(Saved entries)
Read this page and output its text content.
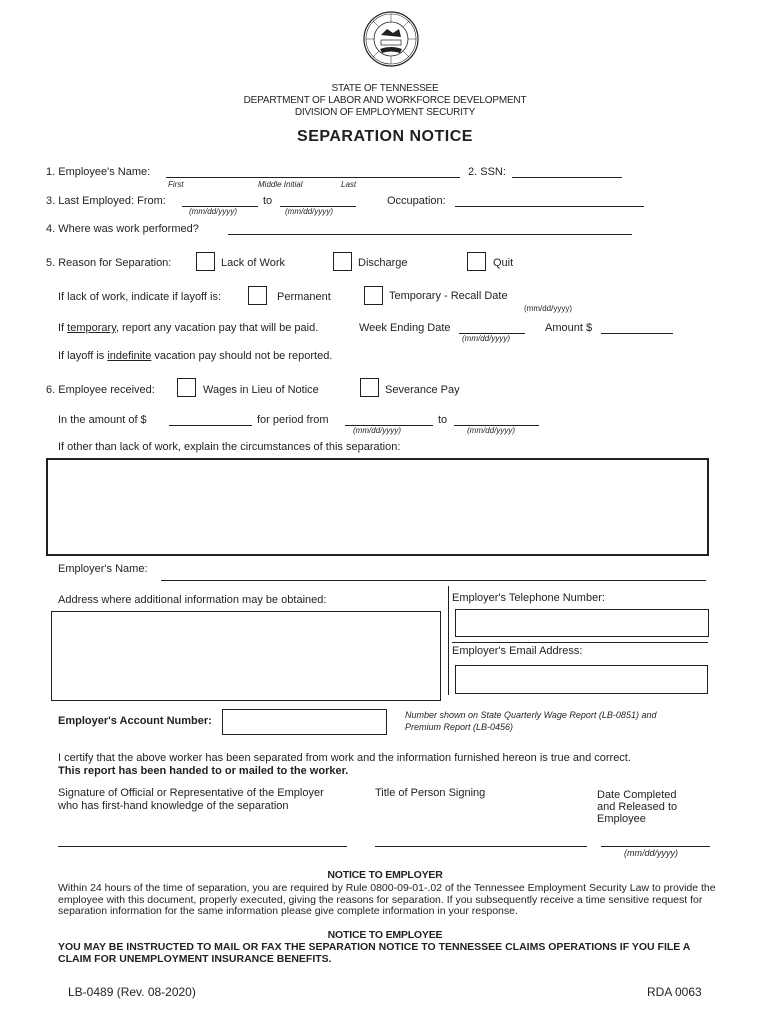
STATE OF TENNESSEE
DEPARTMENT OF LABOR AND WORKFORCE DEVELOPMENT
DIVISION OF EMPLOYMENT SECURITY
SEPARATION NOTICE
1. Employee's Name:
First	Middle Initial	Last
2. SSN:
3. Last Employed: From:	to
(mm/dd/yyyy)	(mm/dd/yyyy)
Occupation:
4. Where was work performed?
5. Reason for Separation:	Lack of Work	Discharge	Quit
If lack of work, indicate if layoff is:	Permanent	Temporary - Recall Date
(mm/dd/yyyy)
If temporary, report any vacation pay that will be paid.	Week Ending Date
(mm/dd/yyyy)
Amount $
If layoff is indefinite vacation pay should not be reported.
6. Employee received:	Wages in Lieu of Notice	Severance Pay
In the amount of $	for period from
(mm/dd/yyyy)
to
(mm/dd/yyyy)
If other than lack of work, explain the circumstances of this separation:
Employer's Name:
Address where additional information may be obtained:	Employer's Telephone Number:
Employer's Email Address:
Employer's Account Number:	Number shown on State Quarterly Wage Report (LB-0851) and
Premium Report (LB-0456)
I certify that the above worker has been separated from work and the information furnished hereon is true and correct.
This report has been handed to or mailed to the worker.
Signature of Official or Representative of the Employer
who has first-hand knowledge of the separation
Title of Person Signing	Date Completed
and Released to
Employee
(mm/dd/yyyy)
NOTICE TO EMPLOYER
Within 24 hours of the time of separation, you are required by Rule 0800-09-01-.02 of the Tennessee Employment Security Law to provide the employee with this document, properly executed, giving the reasons for separation. If you subsequently receive a time sensitive request for separation information for the same information please give complete information in your response.
NOTICE TO EMPLOYEE
YOU MAY BE INSTRUCTED TO MAIL OR FAX THE SEPARATION NOTICE TO TENNESSEE CLAIMS OPERATIONS IF YOU FILE A CLAIM FOR UNEMPLOYMENT INSURANCE BENEFITS.
LB-0489 (Rev. 08-2020)	RDA 0063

◆ Short task
Keep the pictures out of your copy, and repeat every entry above exactly.

◆ Answer to the problem
Read this page and output its text content.
STATE OF TENNESSEE
DEPARTMENT OF LABOR AND WORKFORCE DEVELOPMENT
DIVISION OF EMPLOYMENT SECURITY
SEPARATION NOTICE
1. Employee's Name:
First	Middle Initial	Last
2. SSN:
3. Last Employed: From:	to
(mm/dd/yyyy)	(mm/dd/yyyy)
Occupation:
4. Where was work performed?
5. Reason for Separation:	Lack of Work	Discharge	Quit
If lack of work, indicate if layoff is:	Permanent	Temporary - Recall Date
(mm/dd/yyyy)
If temporary, report any vacation pay that will be paid.	Week Ending Date
(mm/dd/yyyy)
Amount $
If layoff is indefinite vacation pay should not be reported.
6. Employee received:	Wages in Lieu of Notice	Severance Pay
In the amount of $	for period from
(mm/dd/yyyy)
to
(mm/dd/yyyy)
If other than lack of work, explain the circumstances of this separation:
Employer's Name:
Address where additional information may be obtained:	Employer's Telephone Number:
Employer's Email Address:
Employer's Account Number:	Number shown on State Quarterly Wage Report (LB-0851) and
Premium Report (LB-0456)
I certify that the above worker has been separated from work and the information furnished hereon is true and correct.
This report has been handed to or mailed to the worker.
Signature of Official or Representative of the Employer
who has first-hand knowledge of the separation
Title of Person Signing	Date Completed
and Released to
Employee
(mm/dd/yyyy)
NOTICE TO EMPLOYER
Within 24 hours of the time of separation, you are required by Rule 0800-09-01-.02 of the Tennessee Employment Security Law to provide the employee with this document, properly executed, giving the reasons for separation. If you subsequently receive a time sensitive request for separation information for the same information please give complete information in your response.
NOTICE TO EMPLOYEE
YOU MAY BE INSTRUCTED TO MAIL OR FAX THE SEPARATION NOTICE TO TENNESSEE CLAIMS OPERATIONS IF YOU FILE A CLAIM FOR UNEMPLOYMENT INSURANCE BENEFITS.
LB-0489 (Rev. 08-2020)	RDA 0063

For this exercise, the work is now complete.